Directions — Search the material below for the string "Solution" and list each line that holds it.

-- START Material for this exercise --

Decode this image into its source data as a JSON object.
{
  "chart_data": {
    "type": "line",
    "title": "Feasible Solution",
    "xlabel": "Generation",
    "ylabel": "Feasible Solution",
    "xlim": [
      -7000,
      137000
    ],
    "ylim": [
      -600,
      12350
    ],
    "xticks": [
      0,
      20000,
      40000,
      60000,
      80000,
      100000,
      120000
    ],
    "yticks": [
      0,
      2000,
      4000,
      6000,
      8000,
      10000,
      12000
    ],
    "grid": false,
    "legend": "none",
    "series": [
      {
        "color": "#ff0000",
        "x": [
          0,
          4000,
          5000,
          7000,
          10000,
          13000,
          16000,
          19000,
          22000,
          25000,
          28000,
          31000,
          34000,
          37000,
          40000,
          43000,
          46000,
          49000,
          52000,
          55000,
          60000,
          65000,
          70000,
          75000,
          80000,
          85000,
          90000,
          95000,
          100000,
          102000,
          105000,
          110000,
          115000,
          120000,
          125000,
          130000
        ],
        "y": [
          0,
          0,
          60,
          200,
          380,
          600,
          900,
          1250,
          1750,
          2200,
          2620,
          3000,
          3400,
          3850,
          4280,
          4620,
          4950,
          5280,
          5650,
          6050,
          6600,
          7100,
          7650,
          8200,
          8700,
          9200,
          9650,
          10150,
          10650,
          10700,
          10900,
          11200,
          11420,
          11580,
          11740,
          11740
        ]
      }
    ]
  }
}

-- END Material for this exercise --

Exercise result —
    "title": "Feasible Solution",
    "ylabel": "Feasible Solution",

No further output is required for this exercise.